▶ **EXERCISE DETAILS**
Only the pictures are to be left out; set down the rest of the records exactly.

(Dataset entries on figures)
::::::

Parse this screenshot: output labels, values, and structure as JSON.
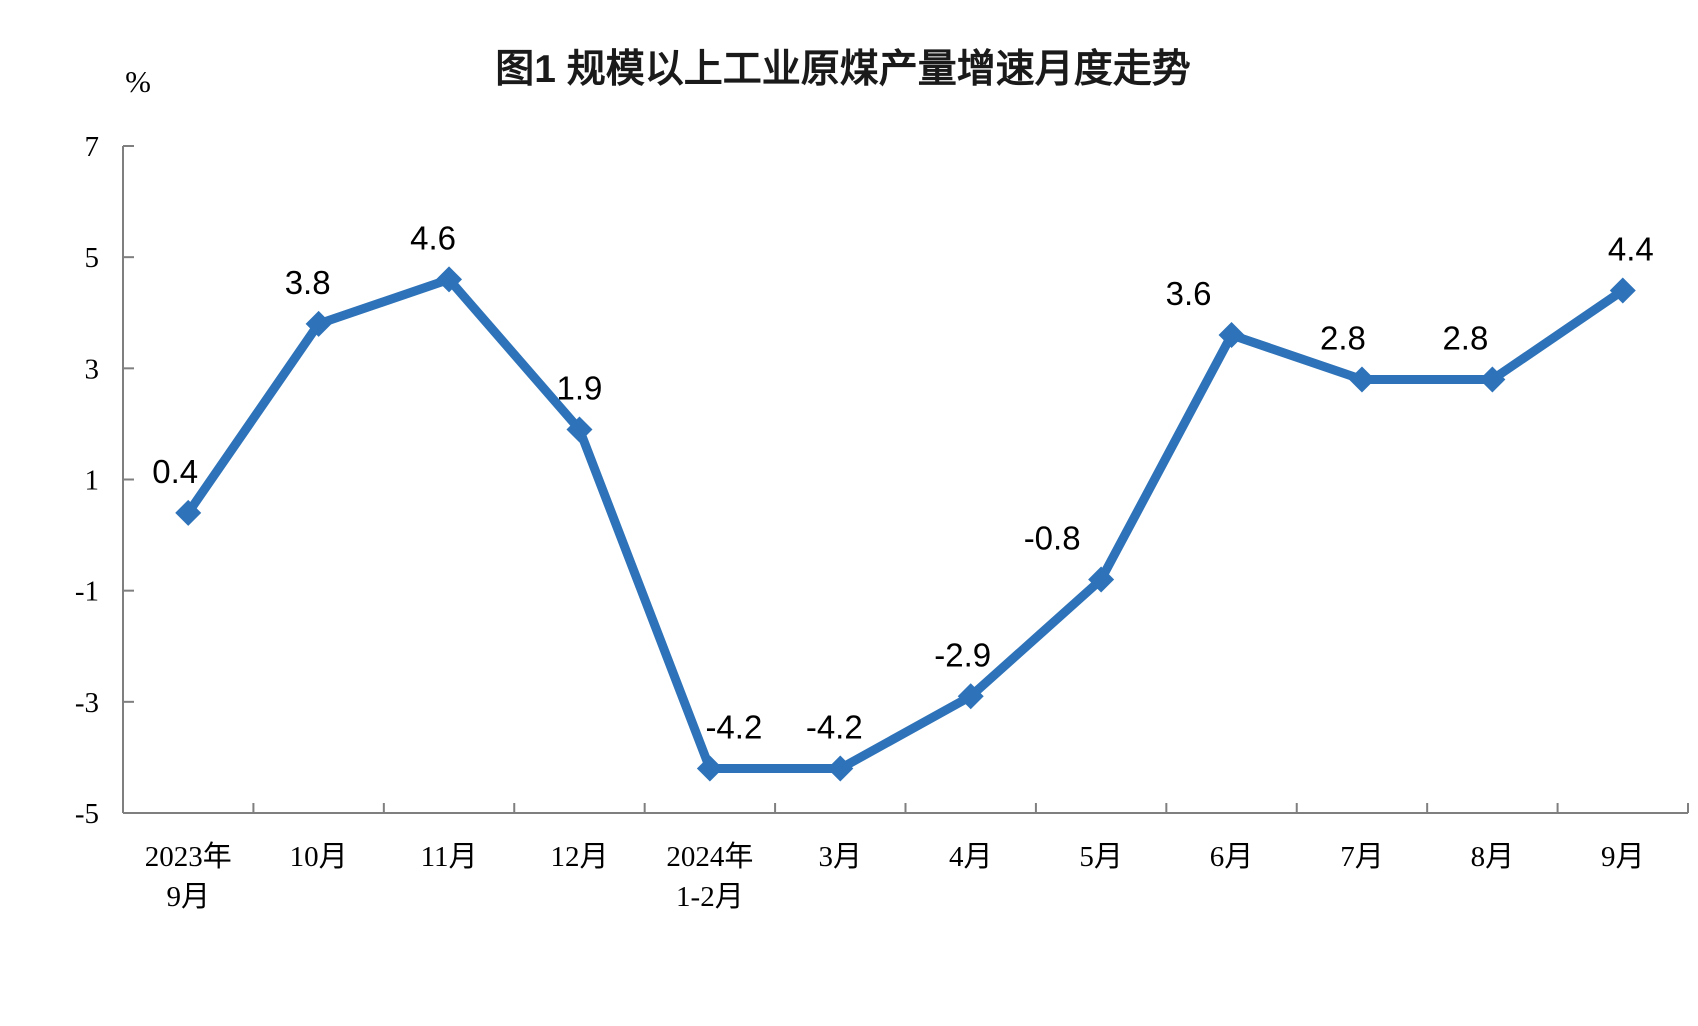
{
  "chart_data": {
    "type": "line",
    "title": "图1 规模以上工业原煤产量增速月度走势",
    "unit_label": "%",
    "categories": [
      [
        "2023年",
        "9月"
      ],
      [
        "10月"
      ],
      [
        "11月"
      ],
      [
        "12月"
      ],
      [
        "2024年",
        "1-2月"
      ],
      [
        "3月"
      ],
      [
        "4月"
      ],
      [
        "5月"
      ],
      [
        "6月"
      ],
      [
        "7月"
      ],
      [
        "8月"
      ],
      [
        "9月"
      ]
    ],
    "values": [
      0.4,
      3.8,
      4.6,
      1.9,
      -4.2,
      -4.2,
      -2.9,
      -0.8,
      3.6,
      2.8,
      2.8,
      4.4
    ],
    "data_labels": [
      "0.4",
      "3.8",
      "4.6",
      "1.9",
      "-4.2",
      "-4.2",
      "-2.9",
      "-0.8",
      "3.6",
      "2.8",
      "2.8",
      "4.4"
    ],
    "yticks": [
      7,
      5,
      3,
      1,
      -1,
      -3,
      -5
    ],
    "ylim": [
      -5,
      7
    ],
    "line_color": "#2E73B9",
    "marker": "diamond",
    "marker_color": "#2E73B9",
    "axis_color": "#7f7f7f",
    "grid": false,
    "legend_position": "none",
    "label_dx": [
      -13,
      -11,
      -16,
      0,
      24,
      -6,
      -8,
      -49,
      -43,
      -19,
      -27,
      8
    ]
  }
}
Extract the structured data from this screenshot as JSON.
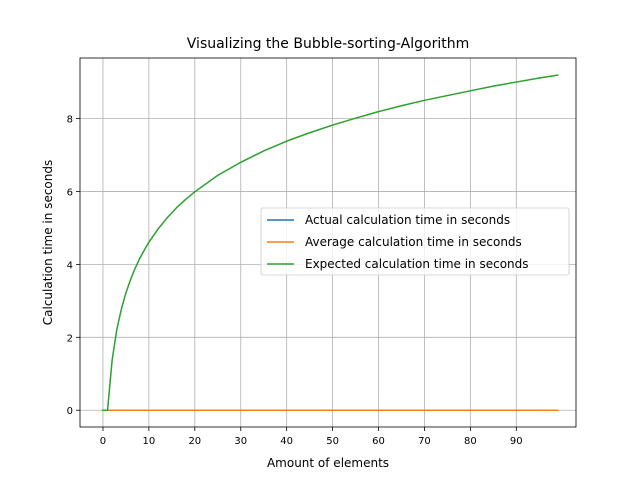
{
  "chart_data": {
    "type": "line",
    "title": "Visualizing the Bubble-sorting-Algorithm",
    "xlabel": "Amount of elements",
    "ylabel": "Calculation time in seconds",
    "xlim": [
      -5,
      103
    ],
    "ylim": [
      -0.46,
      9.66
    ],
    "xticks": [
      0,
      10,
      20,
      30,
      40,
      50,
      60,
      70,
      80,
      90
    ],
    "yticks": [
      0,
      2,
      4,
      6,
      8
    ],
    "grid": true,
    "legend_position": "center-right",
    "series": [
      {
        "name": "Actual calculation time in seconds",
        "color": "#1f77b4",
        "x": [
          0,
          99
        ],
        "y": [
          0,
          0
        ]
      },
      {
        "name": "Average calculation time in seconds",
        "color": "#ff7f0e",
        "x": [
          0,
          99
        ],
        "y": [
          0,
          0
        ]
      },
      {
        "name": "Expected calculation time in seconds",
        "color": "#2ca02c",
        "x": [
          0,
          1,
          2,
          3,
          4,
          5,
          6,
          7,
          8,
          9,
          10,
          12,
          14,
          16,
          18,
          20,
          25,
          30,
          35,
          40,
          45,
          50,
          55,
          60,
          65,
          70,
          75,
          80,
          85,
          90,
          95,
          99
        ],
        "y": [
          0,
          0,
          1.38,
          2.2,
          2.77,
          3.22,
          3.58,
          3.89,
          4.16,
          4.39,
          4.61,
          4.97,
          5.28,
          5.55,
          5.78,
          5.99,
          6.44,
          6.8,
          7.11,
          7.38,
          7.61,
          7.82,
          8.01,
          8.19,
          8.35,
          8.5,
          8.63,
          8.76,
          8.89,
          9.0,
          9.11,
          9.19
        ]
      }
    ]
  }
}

::::::

▶ **THE OUTPUT**
Parse this screenshot: output labels, values, and structure as JSON.
{
  "chart_data": {
    "type": "line",
    "title": "图1 规模以上工业原煤产量增速月度走势",
    "unit_label": "%",
    "categories": [
      [
        "2023年",
        "9月"
      ],
      [
        "10月"
      ],
      [
        "11月"
      ],
      [
        "12月"
      ],
      [
        "2024年",
        "1-2月"
      ],
      [
        "3月"
      ],
      [
        "4月"
      ],
      [
        "5月"
      ],
      [
        "6月"
      ],
      [
        "7月"
      ],
      [
        "8月"
      ],
      [
        "9月"
      ]
    ],
    "values": [
      0.4,
      3.8,
      4.6,
      1.9,
      -4.2,
      -4.2,
      -2.9,
      -0.8,
      3.6,
      2.8,
      2.8,
      4.4
    ],
    "data_labels": [
      "0.4",
      "3.8",
      "4.6",
      "1.9",
      "-4.2",
      "-4.2",
      "-2.9",
      "-0.8",
      "3.6",
      "2.8",
      "2.8",
      "4.4"
    ],
    "yticks": [
      7,
      5,
      3,
      1,
      -1,
      -3,
      -5
    ],
    "ylim": [
      -5,
      7
    ],
    "line_color": "#2E73B9",
    "marker": "diamond",
    "marker_color": "#2E73B9",
    "axis_color": "#7f7f7f",
    "grid": false,
    "legend_position": "none",
    "label_dx": [
      -13,
      -11,
      -16,
      0,
      24,
      -6,
      -8,
      -49,
      -43,
      -19,
      -27,
      8
    ]
  }
}
Extract the structured data from this screenshot as JSON.
{
  "chart_data": {
    "type": "line",
    "title": "Visualizing the Bubble-sorting-Algorithm",
    "xlabel": "Amount of elements",
    "ylabel": "Calculation time in seconds",
    "xlim": [
      -5,
      103
    ],
    "ylim": [
      -0.46,
      9.66
    ],
    "xticks": [
      0,
      10,
      20,
      30,
      40,
      50,
      60,
      70,
      80,
      90
    ],
    "yticks": [
      0,
      2,
      4,
      6,
      8
    ],
    "grid": true,
    "legend_position": "center-right",
    "series": [
      {
        "name": "Actual calculation time in seconds",
        "color": "#1f77b4",
        "x": [
          0,
          99
        ],
        "y": [
          0,
          0
        ]
      },
      {
        "name": "Average calculation time in seconds",
        "color": "#ff7f0e",
        "x": [
          0,
          99
        ],
        "y": [
          0,
          0
        ]
      },
      {
        "name": "Expected calculation time in seconds",
        "color": "#2ca02c",
        "x": [
          0,
          1,
          2,
          3,
          4,
          5,
          6,
          7,
          8,
          9,
          10,
          12,
          14,
          16,
          18,
          20,
          25,
          30,
          35,
          40,
          45,
          50,
          55,
          60,
          65,
          70,
          75,
          80,
          85,
          90,
          95,
          99
        ],
        "y": [
          0,
          0,
          1.38,
          2.2,
          2.77,
          3.22,
          3.58,
          3.89,
          4.16,
          4.39,
          4.61,
          4.97,
          5.28,
          5.55,
          5.78,
          5.99,
          6.44,
          6.8,
          7.11,
          7.38,
          7.61,
          7.82,
          8.01,
          8.19,
          8.35,
          8.5,
          8.63,
          8.76,
          8.89,
          9.0,
          9.11,
          9.19
        ]
      }
    ]
  }
}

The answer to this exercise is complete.